(TASK DESCRIPTION)
Reproduce the listing verbatim.

== == ==

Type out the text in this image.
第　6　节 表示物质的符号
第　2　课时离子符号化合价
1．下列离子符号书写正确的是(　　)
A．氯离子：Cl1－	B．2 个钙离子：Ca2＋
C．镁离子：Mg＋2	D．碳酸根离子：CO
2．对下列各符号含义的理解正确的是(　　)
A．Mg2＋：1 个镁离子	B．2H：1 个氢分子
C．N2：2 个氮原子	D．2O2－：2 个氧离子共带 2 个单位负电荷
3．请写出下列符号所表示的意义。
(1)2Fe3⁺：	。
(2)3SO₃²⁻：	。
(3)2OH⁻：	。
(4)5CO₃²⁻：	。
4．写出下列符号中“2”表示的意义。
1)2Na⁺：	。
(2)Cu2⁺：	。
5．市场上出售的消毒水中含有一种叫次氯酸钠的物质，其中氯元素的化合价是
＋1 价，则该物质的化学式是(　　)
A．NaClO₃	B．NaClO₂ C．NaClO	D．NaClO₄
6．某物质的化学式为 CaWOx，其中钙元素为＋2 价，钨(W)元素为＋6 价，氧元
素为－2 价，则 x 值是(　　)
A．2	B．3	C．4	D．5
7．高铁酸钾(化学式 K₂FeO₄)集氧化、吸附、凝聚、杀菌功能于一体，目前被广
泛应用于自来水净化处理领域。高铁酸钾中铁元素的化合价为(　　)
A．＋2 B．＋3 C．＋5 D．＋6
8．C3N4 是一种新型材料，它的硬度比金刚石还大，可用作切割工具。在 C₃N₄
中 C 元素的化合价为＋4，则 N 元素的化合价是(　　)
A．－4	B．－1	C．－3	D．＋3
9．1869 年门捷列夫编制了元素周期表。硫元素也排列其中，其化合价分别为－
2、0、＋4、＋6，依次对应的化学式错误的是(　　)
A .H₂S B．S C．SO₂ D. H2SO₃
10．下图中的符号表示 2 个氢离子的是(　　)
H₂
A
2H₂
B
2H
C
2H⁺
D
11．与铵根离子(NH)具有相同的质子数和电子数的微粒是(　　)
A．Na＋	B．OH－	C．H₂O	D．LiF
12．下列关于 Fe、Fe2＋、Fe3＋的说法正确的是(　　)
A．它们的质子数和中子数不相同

== == ==

(SOLUTION)
Type out the text in this image.
第　6　节 表示物质的符号
第　2　课时离子符号化合价
1．下列离子符号书写正确的是(　　)
A．氯离子：Cl1－	B．2 个钙离子：Ca2＋
C．镁离子：Mg＋2	D．碳酸根离子：CO
2．对下列各符号含义的理解正确的是(　　)
A．Mg2＋：1 个镁离子	B．2H：1 个氢分子
C．N2：2 个氮原子	D．2O2－：2 个氧离子共带 2 个单位负电荷
3．请写出下列符号所表示的意义。
(1)2Fe3⁺：	。
(2)3SO₃²⁻：	。
(3)2OH⁻：	。
(4)5CO₃²⁻：	。
4．写出下列符号中“2”表示的意义。
1)2Na⁺：	。
(2)Cu2⁺：	。
5．市场上出售的消毒水中含有一种叫次氯酸钠的物质，其中氯元素的化合价是
＋1 价，则该物质的化学式是(　　)
A．NaClO₃	B．NaClO₂ C．NaClO	D．NaClO₄
6．某物质的化学式为 CaWOx，其中钙元素为＋2 价，钨(W)元素为＋6 价，氧元
素为－2 价，则 x 值是(　　)
A．2	B．3	C．4	D．5
7．高铁酸钾(化学式 K₂FeO₄)集氧化、吸附、凝聚、杀菌功能于一体，目前被广
泛应用于自来水净化处理领域。高铁酸钾中铁元素的化合价为(　　)
A．＋2 B．＋3 C．＋5 D．＋6
8．C3N4 是一种新型材料，它的硬度比金刚石还大，可用作切割工具。在 C₃N₄
中 C 元素的化合价为＋4，则 N 元素的化合价是(　　)
A．－4	B．－1	C．－3	D．＋3
9．1869 年门捷列夫编制了元素周期表。硫元素也排列其中，其化合价分别为－
2、0、＋4、＋6，依次对应的化学式错误的是(　　)
A .H₂S B．S C．SO₂ D. H2SO₃
10．下图中的符号表示 2 个氢离子的是(　　)
H₂
A
2H₂
B
2H
C
2H⁺
D
11．与铵根离子(NH)具有相同的质子数和电子数的微粒是(　　)
A．Na＋	B．OH－	C．H₂O	D．LiF
12．下列关于 Fe、Fe2＋、Fe3＋的说法正确的是(　　)
A．它们的质子数和中子数不相同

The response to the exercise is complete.